Exercise aim
Within the data below, copy each line where the string "diagnosis" is found.

[Transcript entries for document pages]
★ ★ ★ ★

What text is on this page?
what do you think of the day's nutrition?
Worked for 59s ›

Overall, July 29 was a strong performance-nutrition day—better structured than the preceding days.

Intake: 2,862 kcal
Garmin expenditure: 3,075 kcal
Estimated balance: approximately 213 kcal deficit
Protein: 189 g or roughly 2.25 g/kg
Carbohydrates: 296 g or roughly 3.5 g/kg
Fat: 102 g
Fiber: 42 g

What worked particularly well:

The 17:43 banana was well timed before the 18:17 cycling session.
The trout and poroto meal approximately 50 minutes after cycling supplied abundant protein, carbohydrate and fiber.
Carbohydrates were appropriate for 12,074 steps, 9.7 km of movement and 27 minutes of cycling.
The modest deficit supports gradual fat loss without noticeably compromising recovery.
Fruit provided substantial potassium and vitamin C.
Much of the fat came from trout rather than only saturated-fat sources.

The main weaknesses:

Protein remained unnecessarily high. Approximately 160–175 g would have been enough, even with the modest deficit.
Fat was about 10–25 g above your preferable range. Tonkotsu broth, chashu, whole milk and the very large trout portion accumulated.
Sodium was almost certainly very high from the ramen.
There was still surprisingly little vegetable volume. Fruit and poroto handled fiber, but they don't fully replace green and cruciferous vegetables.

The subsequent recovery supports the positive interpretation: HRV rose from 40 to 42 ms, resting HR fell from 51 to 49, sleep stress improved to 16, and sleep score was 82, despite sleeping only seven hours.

★ ★ ★ ★

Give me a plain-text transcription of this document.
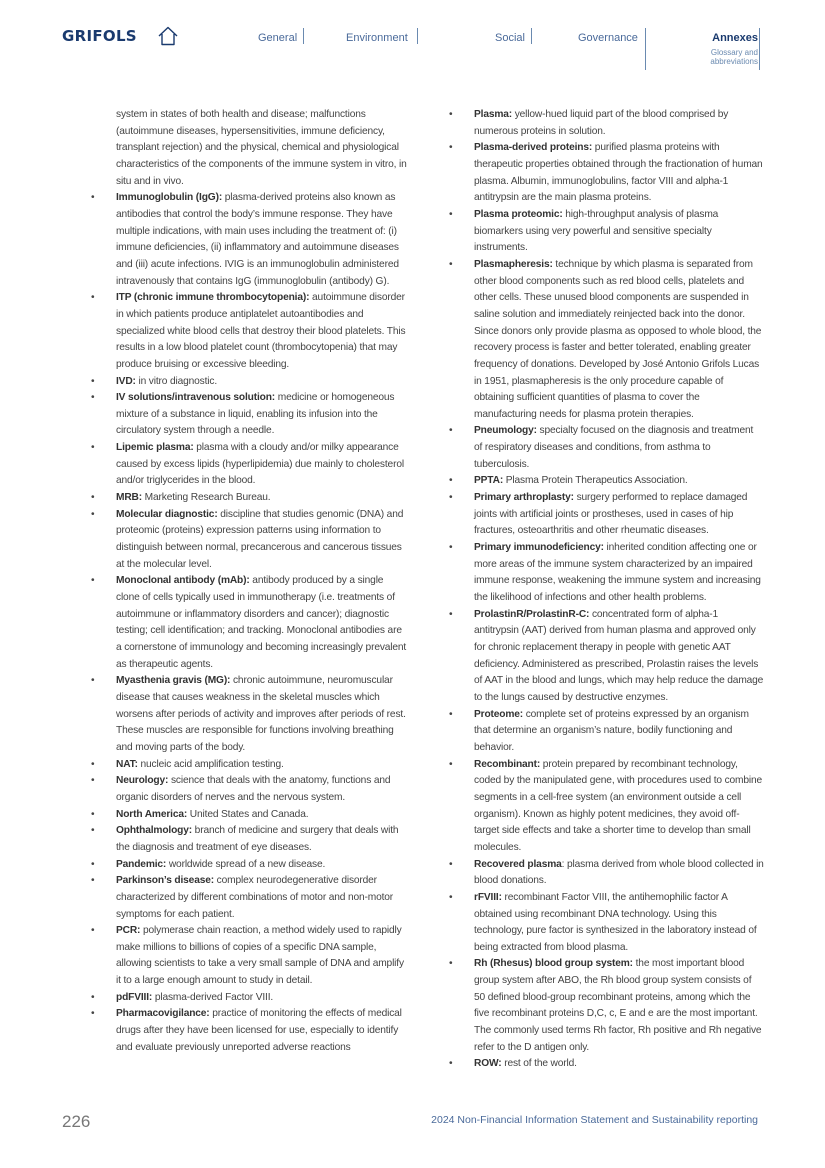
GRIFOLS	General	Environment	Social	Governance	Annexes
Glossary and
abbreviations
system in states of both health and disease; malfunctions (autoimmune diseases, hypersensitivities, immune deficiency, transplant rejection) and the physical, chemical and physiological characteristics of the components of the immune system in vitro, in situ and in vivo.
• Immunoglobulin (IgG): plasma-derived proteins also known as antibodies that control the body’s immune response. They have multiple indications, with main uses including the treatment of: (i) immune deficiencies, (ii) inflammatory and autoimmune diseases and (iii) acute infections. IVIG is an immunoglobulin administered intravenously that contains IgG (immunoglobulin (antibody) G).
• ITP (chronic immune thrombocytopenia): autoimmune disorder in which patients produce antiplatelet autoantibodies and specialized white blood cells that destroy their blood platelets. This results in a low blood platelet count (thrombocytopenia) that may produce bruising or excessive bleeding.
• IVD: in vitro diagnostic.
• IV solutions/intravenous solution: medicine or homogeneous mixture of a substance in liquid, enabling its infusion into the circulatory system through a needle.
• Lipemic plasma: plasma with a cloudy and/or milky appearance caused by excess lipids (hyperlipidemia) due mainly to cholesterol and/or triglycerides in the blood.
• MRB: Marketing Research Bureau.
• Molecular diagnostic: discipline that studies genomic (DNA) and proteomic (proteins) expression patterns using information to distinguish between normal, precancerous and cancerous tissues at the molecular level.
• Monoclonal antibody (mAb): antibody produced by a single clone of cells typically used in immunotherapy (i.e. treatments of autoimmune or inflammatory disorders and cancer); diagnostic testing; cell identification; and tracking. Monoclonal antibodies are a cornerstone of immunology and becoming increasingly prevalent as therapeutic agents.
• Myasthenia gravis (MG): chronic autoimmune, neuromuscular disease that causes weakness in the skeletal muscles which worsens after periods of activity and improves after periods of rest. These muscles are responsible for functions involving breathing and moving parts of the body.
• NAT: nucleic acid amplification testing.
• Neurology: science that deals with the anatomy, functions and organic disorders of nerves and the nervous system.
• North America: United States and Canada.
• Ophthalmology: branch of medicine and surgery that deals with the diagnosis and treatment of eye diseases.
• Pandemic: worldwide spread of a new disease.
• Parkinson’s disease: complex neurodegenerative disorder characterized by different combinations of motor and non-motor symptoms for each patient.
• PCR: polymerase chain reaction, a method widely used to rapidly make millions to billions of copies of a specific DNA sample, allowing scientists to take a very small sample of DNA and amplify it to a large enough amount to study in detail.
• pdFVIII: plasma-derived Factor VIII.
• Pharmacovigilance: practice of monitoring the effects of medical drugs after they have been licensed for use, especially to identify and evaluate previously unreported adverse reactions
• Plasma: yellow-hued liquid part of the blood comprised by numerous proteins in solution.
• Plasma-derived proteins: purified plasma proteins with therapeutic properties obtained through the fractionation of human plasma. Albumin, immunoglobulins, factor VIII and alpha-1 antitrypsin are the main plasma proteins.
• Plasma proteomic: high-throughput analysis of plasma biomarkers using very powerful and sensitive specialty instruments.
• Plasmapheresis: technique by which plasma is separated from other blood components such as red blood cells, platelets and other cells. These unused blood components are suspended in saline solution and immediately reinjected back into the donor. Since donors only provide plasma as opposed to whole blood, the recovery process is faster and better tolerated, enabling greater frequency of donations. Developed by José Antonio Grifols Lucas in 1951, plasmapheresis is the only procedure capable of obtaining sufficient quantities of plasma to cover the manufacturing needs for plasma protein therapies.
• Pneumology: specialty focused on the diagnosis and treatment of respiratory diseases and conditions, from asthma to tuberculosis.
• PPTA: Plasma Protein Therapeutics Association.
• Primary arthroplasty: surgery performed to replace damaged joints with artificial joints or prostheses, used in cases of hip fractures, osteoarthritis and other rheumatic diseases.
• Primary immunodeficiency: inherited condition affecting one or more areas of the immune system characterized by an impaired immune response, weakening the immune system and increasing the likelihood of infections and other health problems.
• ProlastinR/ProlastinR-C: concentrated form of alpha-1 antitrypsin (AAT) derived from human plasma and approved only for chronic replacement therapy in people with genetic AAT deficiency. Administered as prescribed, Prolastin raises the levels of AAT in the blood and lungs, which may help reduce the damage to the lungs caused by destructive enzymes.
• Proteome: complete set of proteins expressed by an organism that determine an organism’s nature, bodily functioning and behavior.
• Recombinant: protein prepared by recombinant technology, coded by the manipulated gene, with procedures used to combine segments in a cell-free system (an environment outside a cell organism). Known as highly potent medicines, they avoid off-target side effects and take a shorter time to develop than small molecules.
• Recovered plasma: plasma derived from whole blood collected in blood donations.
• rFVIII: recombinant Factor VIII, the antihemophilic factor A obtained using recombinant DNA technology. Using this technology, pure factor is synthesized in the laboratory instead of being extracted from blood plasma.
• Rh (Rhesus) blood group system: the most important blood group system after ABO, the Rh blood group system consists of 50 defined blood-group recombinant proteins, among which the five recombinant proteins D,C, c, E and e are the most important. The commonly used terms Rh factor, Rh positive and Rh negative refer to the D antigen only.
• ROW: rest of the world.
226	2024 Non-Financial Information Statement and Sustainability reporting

★ ★ ★ ★

Response box
• Ophthalmology: branch of medicine and surgery that deals with the diagnosis and treatment of eye diseases.
• Pneumology: specialty focused on the diagnosis and treatment of respiratory diseases and conditions, from asthma to tuberculosis.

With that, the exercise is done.